▶ **What you have to do**: Copy the rows starting at the one containing "663, 1374, 803]" and ending at the one containing "784, 1185, 814]", both included, with no changes.

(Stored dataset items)
------------------------------------------------------------
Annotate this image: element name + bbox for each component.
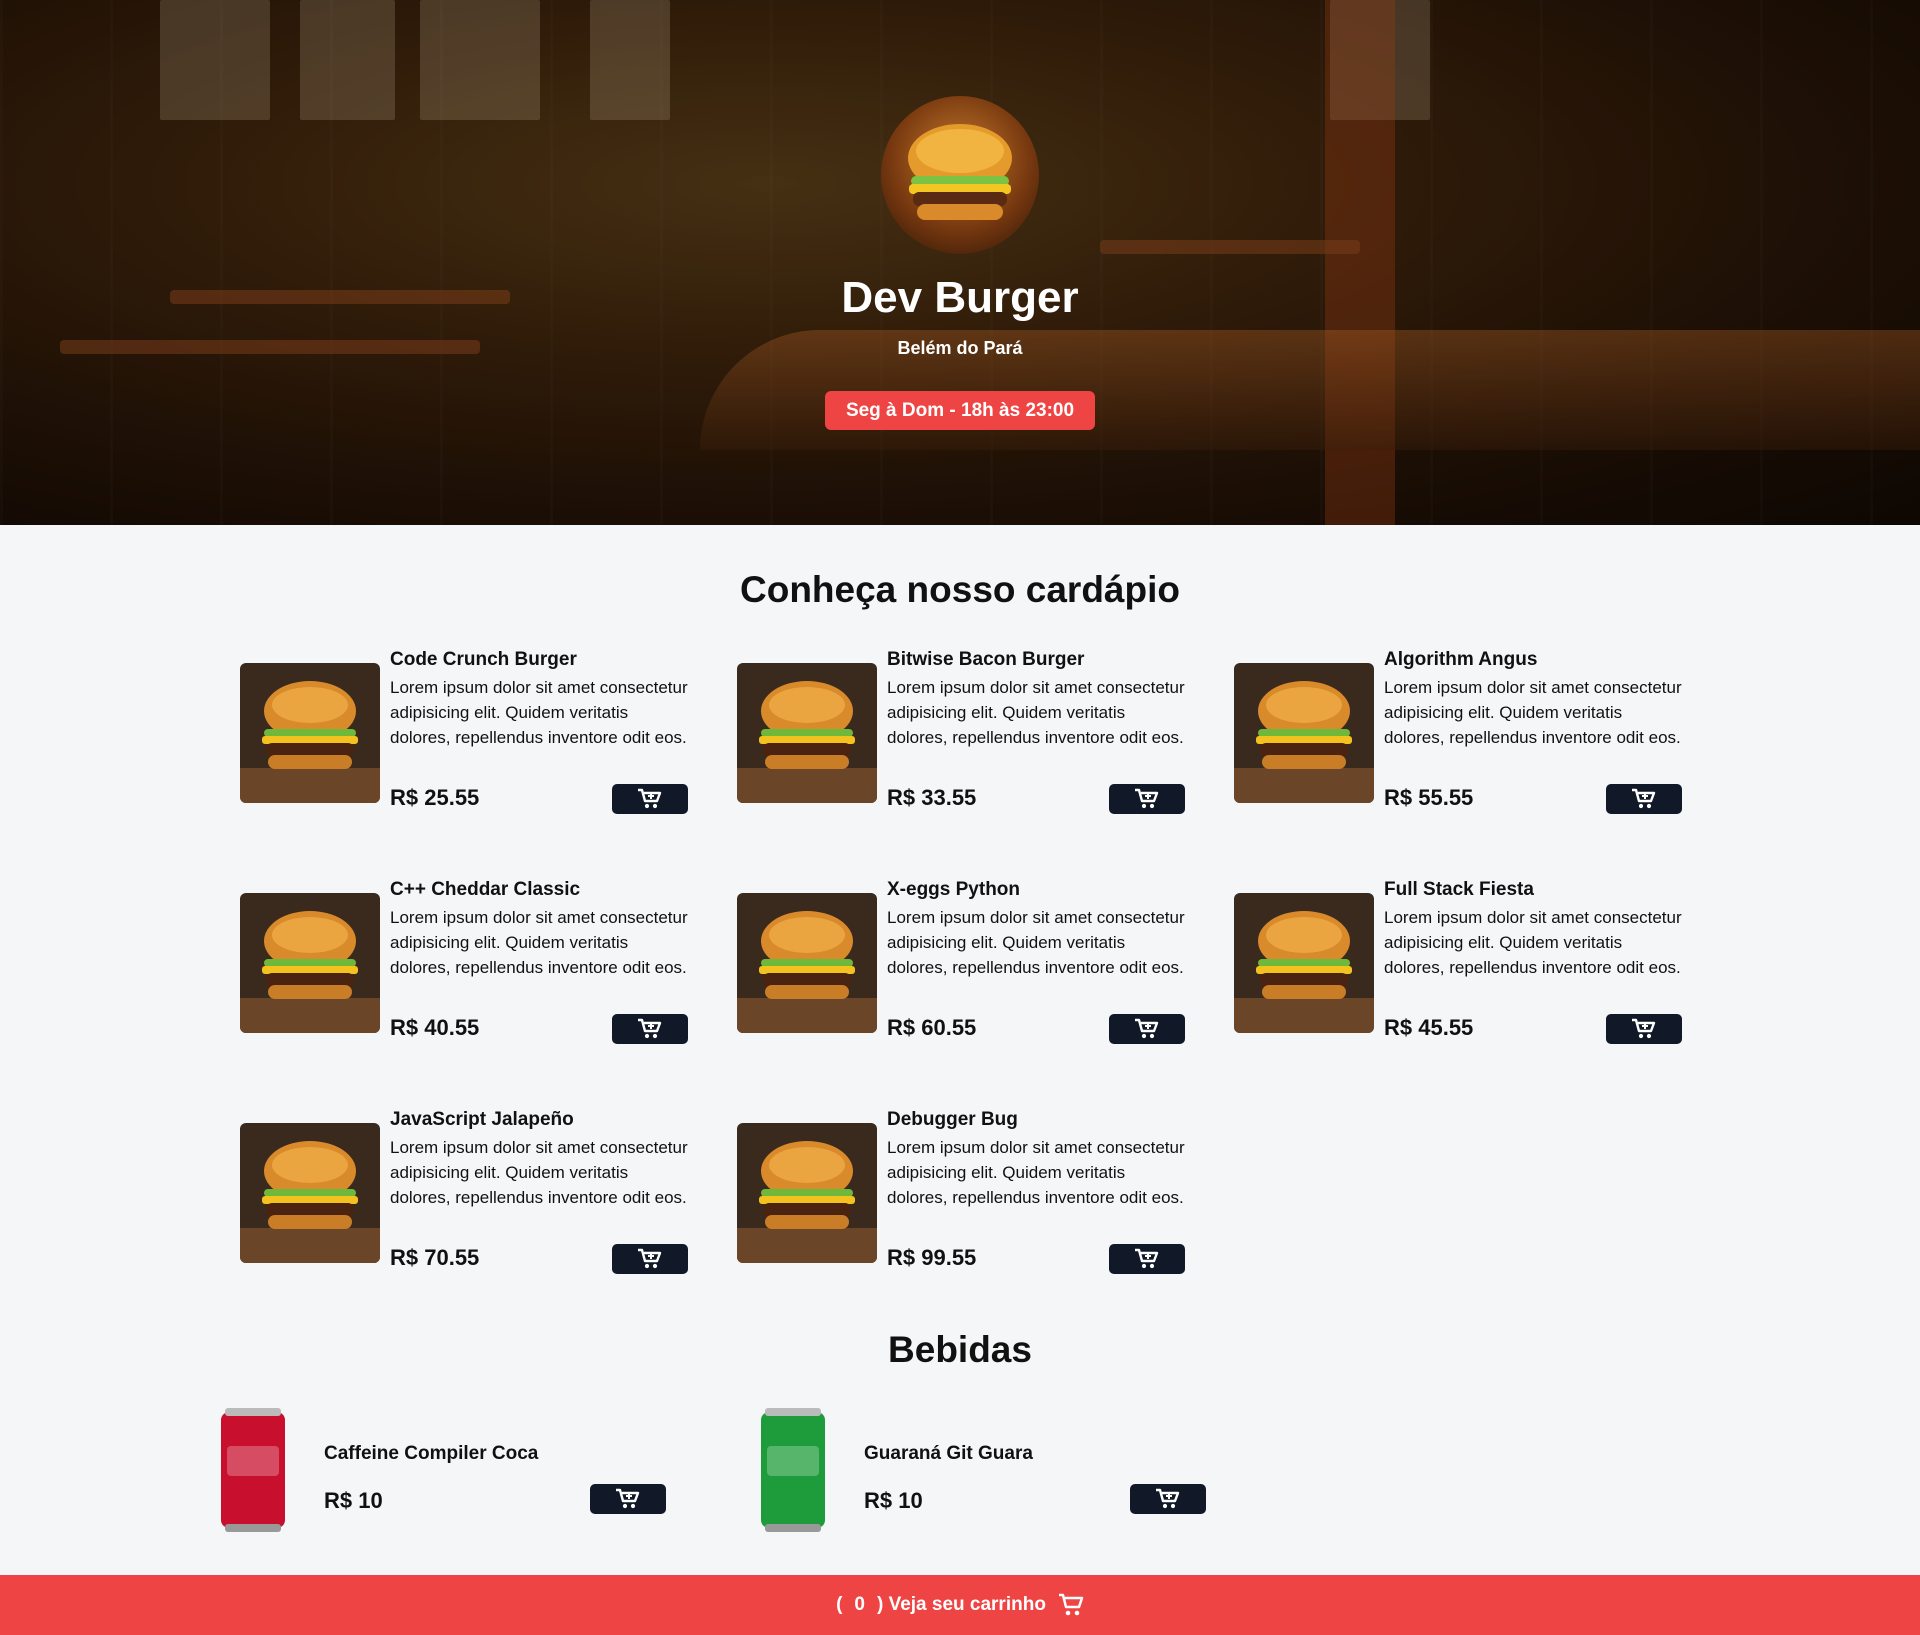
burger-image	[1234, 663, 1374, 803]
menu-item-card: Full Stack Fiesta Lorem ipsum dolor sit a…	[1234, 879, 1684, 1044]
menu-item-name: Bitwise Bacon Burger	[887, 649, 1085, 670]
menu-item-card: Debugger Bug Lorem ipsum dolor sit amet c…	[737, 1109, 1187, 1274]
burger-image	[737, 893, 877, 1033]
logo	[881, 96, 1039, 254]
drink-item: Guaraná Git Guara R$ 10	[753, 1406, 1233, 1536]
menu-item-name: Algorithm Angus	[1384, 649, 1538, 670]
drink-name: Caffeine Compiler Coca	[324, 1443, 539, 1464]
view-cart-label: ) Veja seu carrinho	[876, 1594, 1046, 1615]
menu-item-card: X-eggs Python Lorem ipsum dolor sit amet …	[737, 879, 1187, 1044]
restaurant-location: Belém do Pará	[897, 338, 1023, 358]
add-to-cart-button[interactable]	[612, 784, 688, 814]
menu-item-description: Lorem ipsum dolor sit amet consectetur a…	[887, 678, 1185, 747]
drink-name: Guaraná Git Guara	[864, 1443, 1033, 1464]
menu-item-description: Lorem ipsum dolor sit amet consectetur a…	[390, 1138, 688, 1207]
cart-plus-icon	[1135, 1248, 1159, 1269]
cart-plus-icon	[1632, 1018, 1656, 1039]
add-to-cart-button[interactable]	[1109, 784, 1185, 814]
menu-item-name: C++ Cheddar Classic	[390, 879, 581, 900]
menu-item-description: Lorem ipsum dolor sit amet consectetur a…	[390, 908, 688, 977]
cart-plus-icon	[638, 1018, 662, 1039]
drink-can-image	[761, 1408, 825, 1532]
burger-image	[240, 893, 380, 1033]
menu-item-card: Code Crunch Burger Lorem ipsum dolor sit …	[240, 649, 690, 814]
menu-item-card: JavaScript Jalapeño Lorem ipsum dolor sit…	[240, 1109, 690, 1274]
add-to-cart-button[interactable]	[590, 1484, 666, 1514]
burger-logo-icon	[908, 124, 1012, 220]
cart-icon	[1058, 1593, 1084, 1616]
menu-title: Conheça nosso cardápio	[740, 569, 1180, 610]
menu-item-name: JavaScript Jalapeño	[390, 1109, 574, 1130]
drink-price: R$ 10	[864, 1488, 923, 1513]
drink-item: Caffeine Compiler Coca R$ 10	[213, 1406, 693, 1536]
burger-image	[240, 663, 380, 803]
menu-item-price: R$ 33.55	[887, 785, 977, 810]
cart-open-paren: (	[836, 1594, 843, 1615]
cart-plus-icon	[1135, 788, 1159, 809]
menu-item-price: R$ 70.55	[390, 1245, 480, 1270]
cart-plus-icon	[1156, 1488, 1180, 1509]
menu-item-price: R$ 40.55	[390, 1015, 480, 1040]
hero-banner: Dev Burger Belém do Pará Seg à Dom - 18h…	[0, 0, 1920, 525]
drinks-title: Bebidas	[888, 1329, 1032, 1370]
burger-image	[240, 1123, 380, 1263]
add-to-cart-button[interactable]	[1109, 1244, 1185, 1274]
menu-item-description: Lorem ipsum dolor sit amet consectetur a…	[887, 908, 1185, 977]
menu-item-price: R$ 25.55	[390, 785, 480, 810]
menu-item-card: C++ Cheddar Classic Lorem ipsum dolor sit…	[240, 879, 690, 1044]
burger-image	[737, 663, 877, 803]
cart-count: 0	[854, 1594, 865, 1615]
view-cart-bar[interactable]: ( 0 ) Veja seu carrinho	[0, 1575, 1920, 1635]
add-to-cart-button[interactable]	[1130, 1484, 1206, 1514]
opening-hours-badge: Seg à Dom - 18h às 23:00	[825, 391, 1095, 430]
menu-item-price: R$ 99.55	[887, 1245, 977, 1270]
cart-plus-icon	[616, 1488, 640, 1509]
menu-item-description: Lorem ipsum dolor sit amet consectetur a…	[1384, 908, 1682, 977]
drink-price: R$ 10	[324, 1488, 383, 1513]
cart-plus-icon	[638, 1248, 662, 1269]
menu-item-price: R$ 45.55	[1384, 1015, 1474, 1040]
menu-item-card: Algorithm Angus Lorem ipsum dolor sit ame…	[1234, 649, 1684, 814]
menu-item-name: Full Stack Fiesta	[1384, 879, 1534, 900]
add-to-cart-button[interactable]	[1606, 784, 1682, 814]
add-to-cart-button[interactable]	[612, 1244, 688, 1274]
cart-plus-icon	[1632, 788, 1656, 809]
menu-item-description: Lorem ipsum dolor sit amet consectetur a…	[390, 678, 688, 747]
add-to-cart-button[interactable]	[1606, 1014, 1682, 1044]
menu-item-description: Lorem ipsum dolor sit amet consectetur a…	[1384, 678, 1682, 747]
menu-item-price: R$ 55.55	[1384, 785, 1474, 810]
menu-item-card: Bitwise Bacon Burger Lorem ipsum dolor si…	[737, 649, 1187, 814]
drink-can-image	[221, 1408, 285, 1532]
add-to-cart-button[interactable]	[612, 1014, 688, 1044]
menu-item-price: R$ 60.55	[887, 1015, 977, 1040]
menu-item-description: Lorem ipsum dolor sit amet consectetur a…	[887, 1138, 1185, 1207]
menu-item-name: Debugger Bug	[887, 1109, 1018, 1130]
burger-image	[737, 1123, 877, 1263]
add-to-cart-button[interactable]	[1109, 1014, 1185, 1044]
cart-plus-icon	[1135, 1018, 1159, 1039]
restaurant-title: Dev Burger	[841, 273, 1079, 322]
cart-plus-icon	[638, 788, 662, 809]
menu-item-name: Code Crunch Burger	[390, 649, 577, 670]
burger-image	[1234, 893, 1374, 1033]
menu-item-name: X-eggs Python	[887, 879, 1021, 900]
------------------------------------------------------------
▶ **Completed exercise**:
burger-image	[1234, 663, 1374, 803]
menu-item-card: Full Stack Fiesta Lorem ipsum dolor sit a…	[1234, 879, 1684, 1044]
menu-item-name: Bitwise Bacon Burger	[887, 649, 1085, 670]
menu-item-card: Debugger Bug Lorem ipsum dolor sit amet c…	[737, 1109, 1187, 1274]
burger-image	[737, 893, 877, 1033]
logo	[881, 96, 1039, 254]
drink-item: Guaraná Git Guara R$ 10	[753, 1406, 1233, 1536]
menu-item-name: Algorithm Angus	[1384, 649, 1538, 670]
drink-name: Caffeine Compiler Coca	[324, 1443, 539, 1464]
view-cart-label: ) Veja seu carrinho	[876, 1594, 1046, 1615]
menu-item-card: X-eggs Python Lorem ipsum dolor sit amet …	[737, 879, 1187, 1044]
restaurant-location: Belém do Pará	[897, 338, 1023, 358]
add-to-cart-button[interactable]	[612, 784, 688, 814]
menu-item-description: Lorem ipsum dolor sit amet consectetur a…	[887, 678, 1185, 747]
drink-name: Guaraná Git Guara	[864, 1443, 1033, 1464]
menu-item-description: Lorem ipsum dolor sit amet consectetur a…	[390, 1138, 688, 1207]
cart-plus-icon	[1135, 1248, 1159, 1269]
cart-plus-icon	[1632, 1018, 1656, 1039]
add-to-cart-button[interactable]	[1109, 784, 1185, 814]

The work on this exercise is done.